**What is asked**
Write out the material exactly, with the pictures left out.

**Dataset entries**
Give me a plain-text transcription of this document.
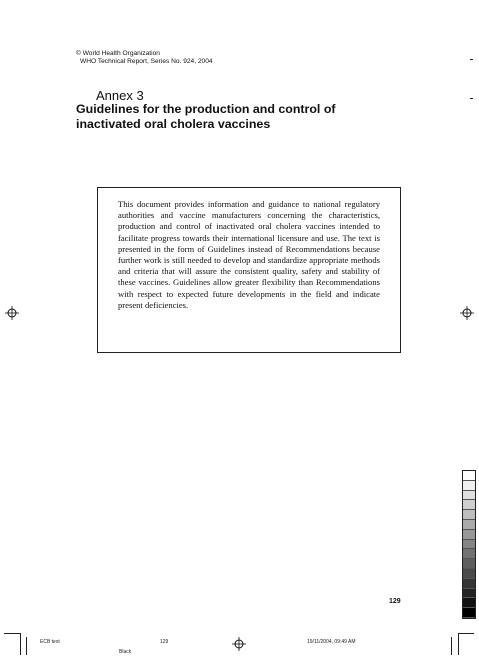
© World Health Organization
WHO Technical Report, Series No. 924, 2004
Annex 3
Guidelines for the production and control of inactivated oral cholera vaccines
This document provides information and guidance to national regulatory authorities and vaccine manufacturers concerning the characteristics, production and control of inactivated oral cholera vaccines intended to facilitate progress towards their international licensure and use. The text is presented in the form of Guidelines instead of Recommendations because further work is still needed to develop and standardize appropriate methods and criteria that will assure the consistent quality, safety and stability of these vaccines. Guidelines allow greater flexibility than Recommendations with respect to expected future developments in the field and indicate present deficiencies.
129
ECB text	129	19/11/2004, 09:49 AM
Black
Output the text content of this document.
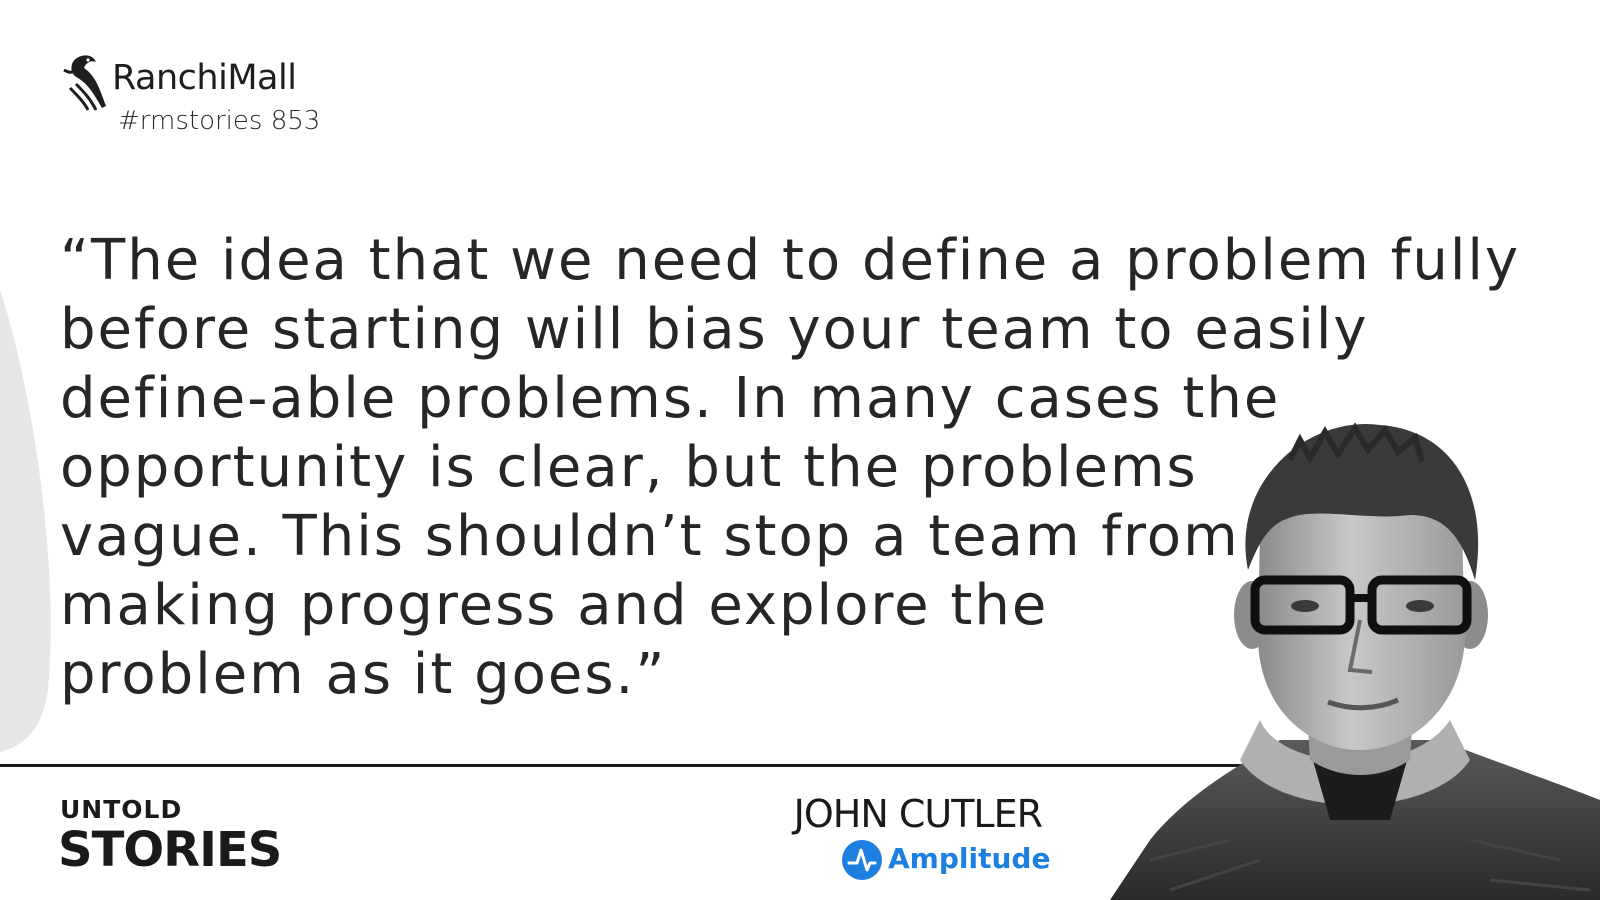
RanchiMall
#rmstories 853
“The idea that we need to define a problem fully
before starting will bias your team to easily
define-able problems. In many cases the
opportunity is clear, but the problems
vague. This shouldn’t stop a team from
making progress and explore the
problem as it goes.”
UNTOLD
STORIES
JOHN CUTLER
Amplitude
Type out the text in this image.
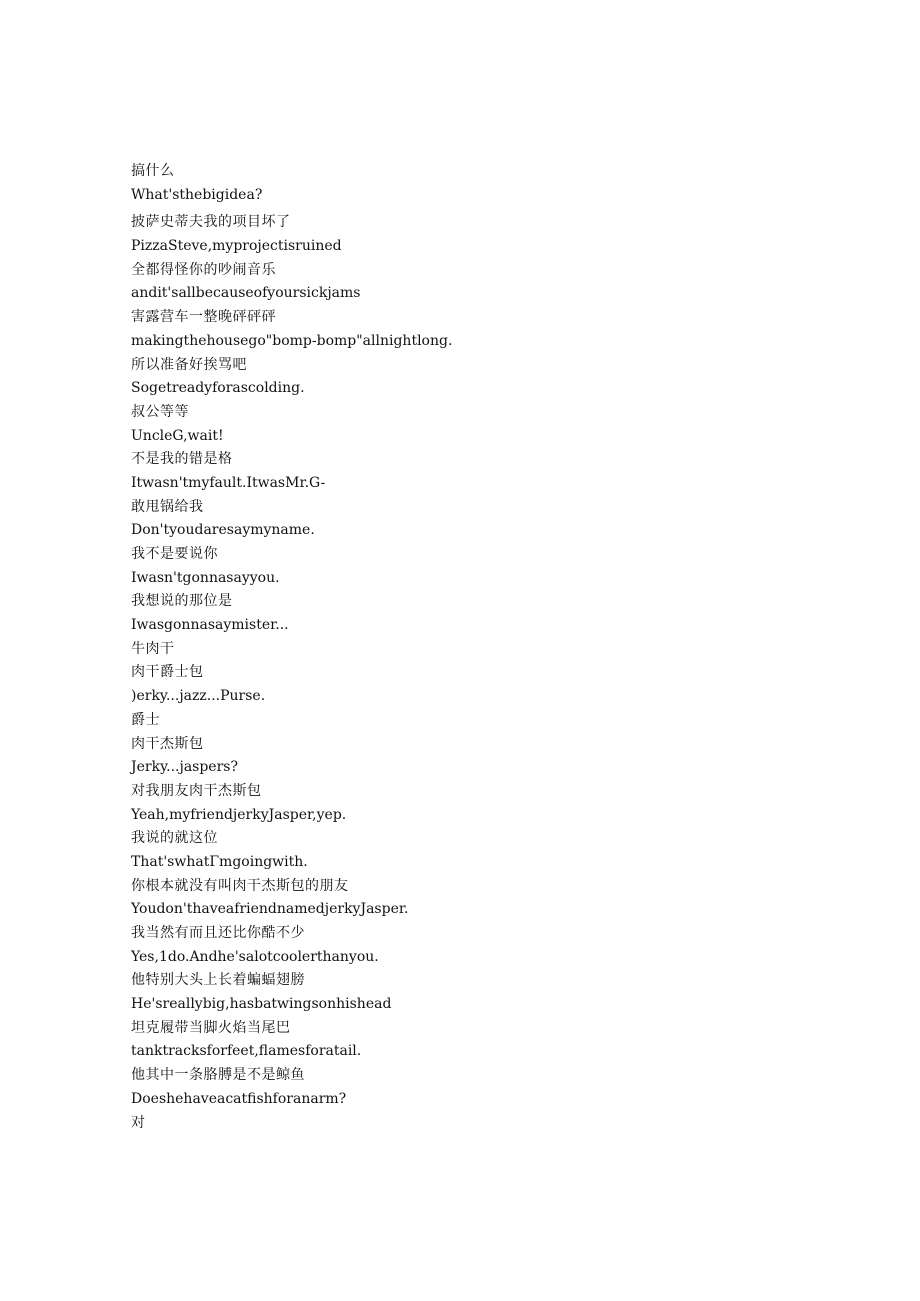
搞什么
What'sthebigidea?
披萨史蒂夫我的项目坏了
PizzaSteve,myprojectisruined
全都得怪你的吵闹音乐
andit'sallbecauseofyoursickjams
害露营车一整晚砰砰砰
makingthehousego"bomp-bomp"allnightlong.
所以准备好挨骂吧
Sogetreadyforascolding.
叔公等等
UncleG,wait!
不是我的错是格
Itwasn'tmyfault.ItwasMr.G-
敢甩锅给我
Don'tyoudaresaymyname.
我不是要说你
Iwasn'tgonnasayyou.
我想说的那位是
Iwasgonnasaymister...
牛肉干
肉干爵士包
)erky...jazz...Purse.
爵士
肉干杰斯包
Jerky...jaspers?
对我朋友肉干杰斯包
Yeah,myfriendjerkyJasper,yep.
我说的就这位
That'swhatΓmgoingwith.
你根本就没有叫肉干杰斯包的朋友
Youdon'thaveafriendnamedjerkyJasper.
我当然有而且还比你酷不少
Yes,1do.Andhe'salotcoolerthanyou.
他特别大头上长着蝙蝠翅膀
He'sreallybig,hasbatwingsonhishead
坦克履带当脚火焰当尾巴
tanktracksforfeet,flamesforatail.
他其中一条胳膊是不是鲸鱼
Doeshehaveacatfishforanarm?
对
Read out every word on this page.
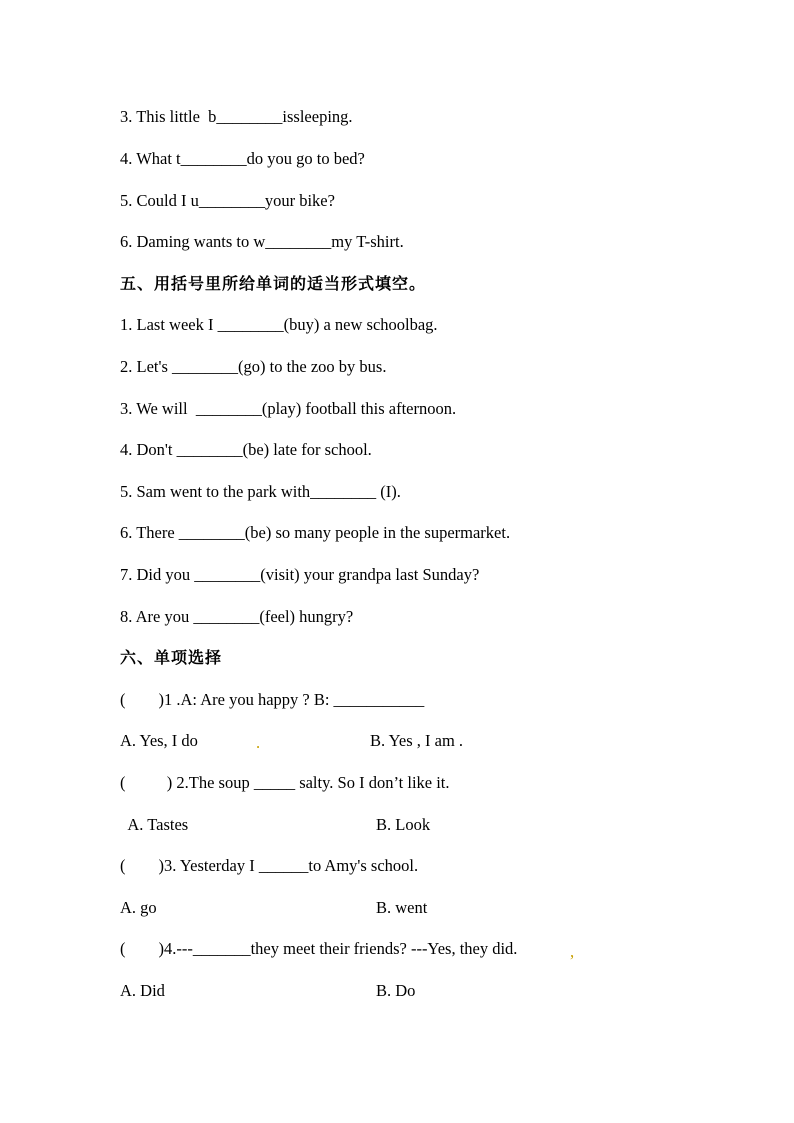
3. This little  b________issleeping.
4. What t________do you go to bed?
5. Could I u________your bike?
6. Daming wants to w________my T-shirt.
五、用括号里所给单词的适当形式填空。
1. Last week I ________(buy) a new schoolbag.
2. Let's ________(go) to the zoo by bus.
3. We will  ________(play) football this afternoon.
4. Don't ________(be) late for school.
5. Sam went to the park with________ (I).
6. There ________(be) so many people in the supermarket.
7. Did you ________(visit) your grandpa last Sunday?
8. Are you ________(feel) hungry?
六、单项选择
(        )1 .A: Are you happy ? B: ___________
A. Yes, I do	.	B. Yes , I am .
(          ) 2.The soup _____ salty. So I don’t like it.
A. Tastes	B. Look
(        )3. Yesterday I ______to Amy's school.
A. go	B. went
(        )4.---_______they meet their friends? ---Yes, they did.	,
A. Did	B. Do
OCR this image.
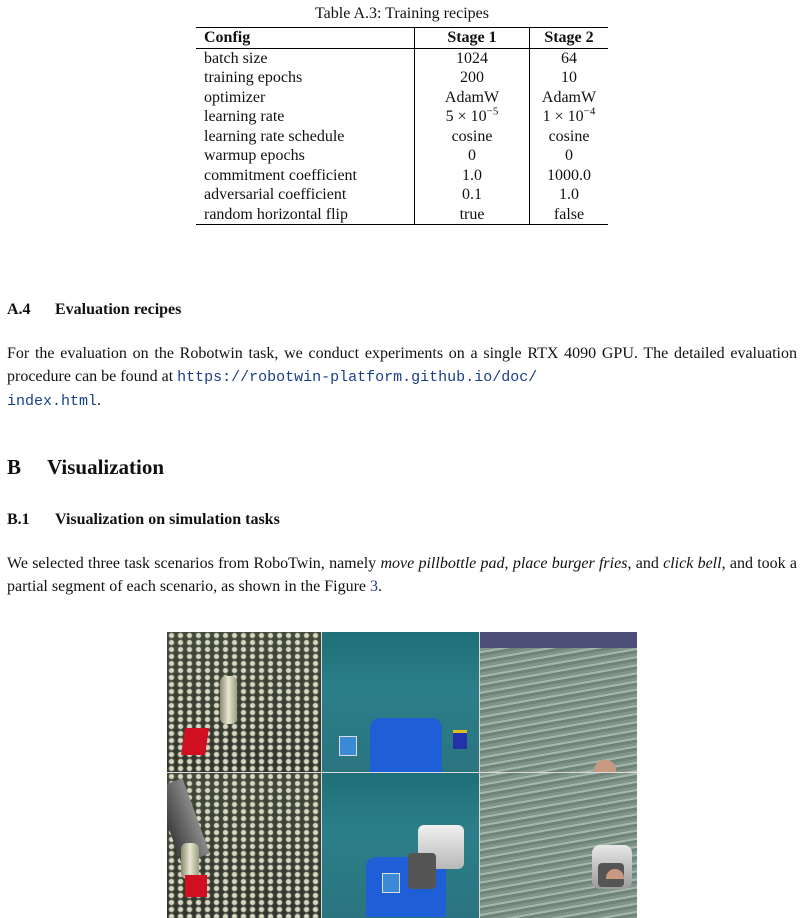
Table A.3: Training recipes
Config	Stage 1	Stage 2
batch size	1024	64
training epochs	200	10
optimizer	AdamW	AdamW
learning rate	$5 \times 10^{-5}$	$1 \times 10^{-4}$
learning rate schedule	cosine	cosine
warmup epochs	0	0
commitment coefficient	1.0	1000.0
adversarial coefficient	0.1	1.0
random horizontal flip	true	false
A.4 Evaluation recipes
For the evaluation on the Robotwin task, we conduct experiments on a single RTX 4090 GPU. The detailed evaluation procedure can be found at https://robotwin-platform.github.io/doc/
index.html.
B Visualization
B.1 Visualization on simulation tasks
We selected three task scenarios from RoboTwin, namely move pillbottle pad, place burger fries, and click bell, and took a partial segment of each scenario, as shown in the Figure 3.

**Response below**
Give me a plain-text transcription of this document.
© World Health Organization
WHO Technical Report, Series No. 924, 2004
Annex 3
Guidelines for the production and control of inactivated oral cholera vaccines
This document provides information and guidance to national regulatory authorities and vaccine manufacturers concerning the characteristics, production and control of inactivated oral cholera vaccines intended to facilitate progress towards their international licensure and use. The text is presented in the form of Guidelines instead of Recommendations because further work is still needed to develop and standardize appropriate methods and criteria that will assure the consistent quality, safety and stability of these vaccines. Guidelines allow greater flexibility than Recommendations with respect to expected future developments in the field and indicate present deficiencies.
129
ECB text	129	19/11/2004, 09:49 AM
Black
Output the text content of this document.
RanchiMall
#rmstories 853
“The idea that we need to define a problem fully
before starting will bias your team to easily
define-able problems. In many cases the
opportunity is clear, but the problems
vague. This shouldn’t stop a team from
making progress and explore the
problem as it goes.”
UNTOLD
STORIES
JOHN CUTLER
Amplitude
Type out the text in this image.
搞什么
What'sthebigidea?
披萨史蒂夫我的项目坏了
PizzaSteve,myprojectisruined
全都得怪你的吵闹音乐
andit'sallbecauseofyoursickjams
害露营车一整晚砰砰砰
makingthehousego"bomp-bomp"allnightlong.
所以准备好挨骂吧
Sogetreadyforascolding.
叔公等等
UncleG,wait!
不是我的错是格
Itwasn'tmyfault.ItwasMr.G-
敢甩锅给我
Don'tyoudaresaymyname.
我不是要说你
Iwasn'tgonnasayyou.
我想说的那位是
Iwasgonnasaymister...
牛肉干
肉干爵士包
)erky...jazz...Purse.
爵士
肉干杰斯包
Jerky...jaspers?
对我朋友肉干杰斯包
Yeah,myfriendjerkyJasper,yep.
我说的就这位
That'swhatΓmgoingwith.
你根本就没有叫肉干杰斯包的朋友
Youdon'thaveafriendnamedjerkyJasper.
我当然有而且还比你酷不少
Yes,1do.Andhe'salotcoolerthanyou.
他特别大头上长着蝙蝠翅膀
He'sreallybig,hasbatwingsonhishead
坦克履带当脚火焰当尾巴
tanktracksforfeet,flamesforatail.
他其中一条胳膊是不是鲸鱼
Doeshehaveacatfishforanarm?
对
Read out every word on this page.
3. This little  b________issleeping.
4. What t________do you go to bed?
5. Could I u________your bike?
6. Daming wants to w________my T-shirt.
五、用括号里所给单词的适当形式填空。
1. Last week I ________(buy) a new schoolbag.
2. Let's ________(go) to the zoo by bus.
3. We will  ________(play) football this afternoon.
4. Don't ________(be) late for school.
5. Sam went to the park with________ (I).
6. There ________(be) so many people in the supermarket.
7. Did you ________(visit) your grandpa last Sunday?
8. Are you ________(feel) hungry?
六、单项选择
(        )1 .A: Are you happy ? B: ___________
A. Yes, I do	.	B. Yes , I am .
(          ) 2.The soup _____ salty. So I don’t like it.
A. Tastes	B. Look
(        )3. Yesterday I ______to Amy's school.
A. go	B. went
(        )4.---_______they meet their friends? ---Yes, they did.	,
A. Did	B. Do
OCR this image.
Table A.3: Training recipes
Config	Stage 1	Stage 2
batch size	1024	64
training epochs	200	10
optimizer	AdamW	AdamW
learning rate	$5 \times 10^{-5}$	$1 \times 10^{-4}$
learning rate schedule	cosine	cosine
warmup epochs	0	0
commitment coefficient	1.0	1000.0
adversarial coefficient	0.1	1.0
random horizontal flip	true	false
A.4 Evaluation recipes
For the evaluation on the Robotwin task, we conduct experiments on a single RTX 4090 GPU. The detailed evaluation procedure can be found at https://robotwin-platform.github.io/doc/
index.html.
B Visualization
B.1 Visualization on simulation tasks
We selected three task scenarios from RoboTwin, namely move pillbottle pad, place burger fries, and click bell, and took a partial segment of each scenario, as shown in the Figure 3.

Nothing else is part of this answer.